[Collection entries]
↓↓↓
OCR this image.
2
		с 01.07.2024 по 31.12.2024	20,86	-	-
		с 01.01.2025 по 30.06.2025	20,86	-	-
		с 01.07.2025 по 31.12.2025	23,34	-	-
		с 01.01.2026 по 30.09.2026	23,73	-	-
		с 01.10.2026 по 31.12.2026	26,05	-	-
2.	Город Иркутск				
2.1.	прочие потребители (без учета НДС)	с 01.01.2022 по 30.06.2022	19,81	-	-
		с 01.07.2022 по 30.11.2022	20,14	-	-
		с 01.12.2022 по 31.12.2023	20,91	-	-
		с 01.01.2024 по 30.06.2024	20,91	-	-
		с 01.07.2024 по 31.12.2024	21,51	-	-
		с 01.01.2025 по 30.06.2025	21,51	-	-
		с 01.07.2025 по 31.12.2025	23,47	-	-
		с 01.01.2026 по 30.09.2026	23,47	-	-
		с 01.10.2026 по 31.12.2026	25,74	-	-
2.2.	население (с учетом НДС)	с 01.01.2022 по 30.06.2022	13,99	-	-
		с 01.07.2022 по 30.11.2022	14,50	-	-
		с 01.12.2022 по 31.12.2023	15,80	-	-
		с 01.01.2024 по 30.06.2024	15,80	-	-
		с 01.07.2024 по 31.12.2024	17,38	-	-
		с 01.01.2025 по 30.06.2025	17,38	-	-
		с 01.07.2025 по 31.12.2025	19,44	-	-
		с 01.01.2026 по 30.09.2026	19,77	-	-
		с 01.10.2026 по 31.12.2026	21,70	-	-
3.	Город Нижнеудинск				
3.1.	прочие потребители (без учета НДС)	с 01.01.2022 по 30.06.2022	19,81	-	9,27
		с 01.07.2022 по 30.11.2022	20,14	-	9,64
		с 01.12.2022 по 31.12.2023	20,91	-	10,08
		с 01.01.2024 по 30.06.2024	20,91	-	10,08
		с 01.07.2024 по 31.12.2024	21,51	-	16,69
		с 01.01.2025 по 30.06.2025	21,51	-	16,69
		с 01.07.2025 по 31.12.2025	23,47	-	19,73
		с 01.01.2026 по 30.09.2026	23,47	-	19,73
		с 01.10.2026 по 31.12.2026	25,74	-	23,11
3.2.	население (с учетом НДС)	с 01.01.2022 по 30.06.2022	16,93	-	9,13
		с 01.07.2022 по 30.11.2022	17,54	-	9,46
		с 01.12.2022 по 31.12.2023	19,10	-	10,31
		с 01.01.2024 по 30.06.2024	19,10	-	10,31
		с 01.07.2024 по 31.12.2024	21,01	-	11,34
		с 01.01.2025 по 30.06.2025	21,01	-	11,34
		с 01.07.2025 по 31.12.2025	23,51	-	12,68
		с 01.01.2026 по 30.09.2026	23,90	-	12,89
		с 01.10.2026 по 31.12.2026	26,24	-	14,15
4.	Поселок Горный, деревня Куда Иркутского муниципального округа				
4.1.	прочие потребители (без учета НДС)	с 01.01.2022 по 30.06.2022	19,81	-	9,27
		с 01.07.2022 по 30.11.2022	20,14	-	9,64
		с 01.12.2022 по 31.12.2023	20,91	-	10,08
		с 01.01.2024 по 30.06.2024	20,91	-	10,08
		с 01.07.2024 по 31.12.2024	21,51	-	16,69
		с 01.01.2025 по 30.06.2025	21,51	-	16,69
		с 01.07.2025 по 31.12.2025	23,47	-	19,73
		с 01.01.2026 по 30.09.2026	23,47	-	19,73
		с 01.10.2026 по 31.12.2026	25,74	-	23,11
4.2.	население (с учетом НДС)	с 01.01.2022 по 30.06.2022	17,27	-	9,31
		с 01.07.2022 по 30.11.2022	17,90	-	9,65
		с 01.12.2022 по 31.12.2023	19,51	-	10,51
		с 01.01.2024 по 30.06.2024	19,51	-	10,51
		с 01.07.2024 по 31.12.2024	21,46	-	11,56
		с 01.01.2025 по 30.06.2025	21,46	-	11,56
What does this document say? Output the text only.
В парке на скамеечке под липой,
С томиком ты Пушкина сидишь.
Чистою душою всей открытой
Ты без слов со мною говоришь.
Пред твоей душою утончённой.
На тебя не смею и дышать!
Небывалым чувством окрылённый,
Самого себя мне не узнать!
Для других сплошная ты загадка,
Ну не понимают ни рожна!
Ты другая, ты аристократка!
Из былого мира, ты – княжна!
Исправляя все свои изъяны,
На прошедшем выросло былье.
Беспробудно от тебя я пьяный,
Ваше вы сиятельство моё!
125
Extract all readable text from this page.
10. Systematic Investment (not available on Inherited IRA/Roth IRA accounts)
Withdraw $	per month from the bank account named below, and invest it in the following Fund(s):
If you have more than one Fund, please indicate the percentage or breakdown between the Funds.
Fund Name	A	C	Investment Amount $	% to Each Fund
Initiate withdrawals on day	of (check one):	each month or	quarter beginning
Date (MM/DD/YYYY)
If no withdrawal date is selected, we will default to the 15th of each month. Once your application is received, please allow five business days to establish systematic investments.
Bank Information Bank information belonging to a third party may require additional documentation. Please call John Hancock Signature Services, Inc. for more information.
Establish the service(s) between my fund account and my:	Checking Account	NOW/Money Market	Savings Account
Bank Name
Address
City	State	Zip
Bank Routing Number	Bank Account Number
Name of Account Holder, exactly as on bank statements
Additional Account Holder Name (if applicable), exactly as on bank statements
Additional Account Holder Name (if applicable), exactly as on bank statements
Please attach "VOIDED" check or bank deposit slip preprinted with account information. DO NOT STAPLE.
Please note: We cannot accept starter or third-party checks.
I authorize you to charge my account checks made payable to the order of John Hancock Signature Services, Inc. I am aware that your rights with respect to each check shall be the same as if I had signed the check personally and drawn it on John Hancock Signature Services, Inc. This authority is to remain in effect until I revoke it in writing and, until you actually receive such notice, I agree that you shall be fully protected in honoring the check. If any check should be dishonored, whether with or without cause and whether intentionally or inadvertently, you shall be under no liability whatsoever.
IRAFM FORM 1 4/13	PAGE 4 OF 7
↑↑↑
[WORK REQUIRED] Reproduce the data in full, exactly as presented.

[FULL ANSWER]
OCR this image.
2
		с 01.07.2024 по 31.12.2024	20,86	-	-
		с 01.01.2025 по 30.06.2025	20,86	-	-
		с 01.07.2025 по 31.12.2025	23,34	-	-
		с 01.01.2026 по 30.09.2026	23,73	-	-
		с 01.10.2026 по 31.12.2026	26,05	-	-
2.	Город Иркутск				
2.1.	прочие потребители (без учета НДС)	с 01.01.2022 по 30.06.2022	19,81	-	-
		с 01.07.2022 по 30.11.2022	20,14	-	-
		с 01.12.2022 по 31.12.2023	20,91	-	-
		с 01.01.2024 по 30.06.2024	20,91	-	-
		с 01.07.2024 по 31.12.2024	21,51	-	-
		с 01.01.2025 по 30.06.2025	21,51	-	-
		с 01.07.2025 по 31.12.2025	23,47	-	-
		с 01.01.2026 по 30.09.2026	23,47	-	-
		с 01.10.2026 по 31.12.2026	25,74	-	-
2.2.	население (с учетом НДС)	с 01.01.2022 по 30.06.2022	13,99	-	-
		с 01.07.2022 по 30.11.2022	14,50	-	-
		с 01.12.2022 по 31.12.2023	15,80	-	-
		с 01.01.2024 по 30.06.2024	15,80	-	-
		с 01.07.2024 по 31.12.2024	17,38	-	-
		с 01.01.2025 по 30.06.2025	17,38	-	-
		с 01.07.2025 по 31.12.2025	19,44	-	-
		с 01.01.2026 по 30.09.2026	19,77	-	-
		с 01.10.2026 по 31.12.2026	21,70	-	-
3.	Город Нижнеудинск				
3.1.	прочие потребители (без учета НДС)	с 01.01.2022 по 30.06.2022	19,81	-	9,27
		с 01.07.2022 по 30.11.2022	20,14	-	9,64
		с 01.12.2022 по 31.12.2023	20,91	-	10,08
		с 01.01.2024 по 30.06.2024	20,91	-	10,08
		с 01.07.2024 по 31.12.2024	21,51	-	16,69
		с 01.01.2025 по 30.06.2025	21,51	-	16,69
		с 01.07.2025 по 31.12.2025	23,47	-	19,73
		с 01.01.2026 по 30.09.2026	23,47	-	19,73
		с 01.10.2026 по 31.12.2026	25,74	-	23,11
3.2.	население (с учетом НДС)	с 01.01.2022 по 30.06.2022	16,93	-	9,13
		с 01.07.2022 по 30.11.2022	17,54	-	9,46
		с 01.12.2022 по 31.12.2023	19,10	-	10,31
		с 01.01.2024 по 30.06.2024	19,10	-	10,31
		с 01.07.2024 по 31.12.2024	21,01	-	11,34
		с 01.01.2025 по 30.06.2025	21,01	-	11,34
		с 01.07.2025 по 31.12.2025	23,51	-	12,68
		с 01.01.2026 по 30.09.2026	23,90	-	12,89
		с 01.10.2026 по 31.12.2026	26,24	-	14,15
4.	Поселок Горный, деревня Куда Иркутского муниципального округа				
4.1.	прочие потребители (без учета НДС)	с 01.01.2022 по 30.06.2022	19,81	-	9,27
		с 01.07.2022 по 30.11.2022	20,14	-	9,64
		с 01.12.2022 по 31.12.2023	20,91	-	10,08
		с 01.01.2024 по 30.06.2024	20,91	-	10,08
		с 01.07.2024 по 31.12.2024	21,51	-	16,69
		с 01.01.2025 по 30.06.2025	21,51	-	16,69
		с 01.07.2025 по 31.12.2025	23,47	-	19,73
		с 01.01.2026 по 30.09.2026	23,47	-	19,73
		с 01.10.2026 по 31.12.2026	25,74	-	23,11
4.2.	население (с учетом НДС)	с 01.01.2022 по 30.06.2022	17,27	-	9,31
		с 01.07.2022 по 30.11.2022	17,90	-	9,65
		с 01.12.2022 по 31.12.2023	19,51	-	10,51
		с 01.01.2024 по 30.06.2024	19,51	-	10,51
		с 01.07.2024 по 31.12.2024	21,46	-	11,56
		с 01.01.2025 по 30.06.2025	21,46	-	11,56
What does this document say? Output the text only.
В парке на скамеечке под липой,
С томиком ты Пушкина сидишь.
Чистою душою всей открытой
Ты без слов со мною говоришь.
Пред твоей душою утончённой.
На тебя не смею и дышать!
Небывалым чувством окрылённый,
Самого себя мне не узнать!
Для других сплошная ты загадка,
Ну не понимают ни рожна!
Ты другая, ты аристократка!
Из былого мира, ты – княжна!
Исправляя все свои изъяны,
На прошедшем выросло былье.
Беспробудно от тебя я пьяный,
Ваше вы сиятельство моё!
125
Extract all readable text from this page.
10. Systematic Investment (not available on Inherited IRA/Roth IRA accounts)
Withdraw $	per month from the bank account named below, and invest it in the following Fund(s):
If you have more than one Fund, please indicate the percentage or breakdown between the Funds.
Fund Name	A	C	Investment Amount $	% to Each Fund
Initiate withdrawals on day	of (check one):	each month or	quarter beginning
Date (MM/DD/YYYY)
If no withdrawal date is selected, we will default to the 15th of each month. Once your application is received, please allow five business days to establish systematic investments.
Bank Information Bank information belonging to a third party may require additional documentation. Please call John Hancock Signature Services, Inc. for more information.
Establish the service(s) between my fund account and my:	Checking Account	NOW/Money Market	Savings Account
Bank Name
Address
City	State	Zip
Bank Routing Number	Bank Account Number
Name of Account Holder, exactly as on bank statements
Additional Account Holder Name (if applicable), exactly as on bank statements
Additional Account Holder Name (if applicable), exactly as on bank statements
Please attach "VOIDED" check or bank deposit slip preprinted with account information. DO NOT STAPLE.
Please note: We cannot accept starter or third-party checks.
I authorize you to charge my account checks made payable to the order of John Hancock Signature Services, Inc. I am aware that your rights with respect to each check shall be the same as if I had signed the check personally and drawn it on John Hancock Signature Services, Inc. This authority is to remain in effect until I revoke it in writing and, until you actually receive such notice, I agree that you shall be fully protected in honoring the check. If any check should be dishonored, whether with or without cause and whether intentionally or inadvertently, you shall be under no liability whatsoever.
IRAFM FORM 1 4/13	PAGE 4 OF 7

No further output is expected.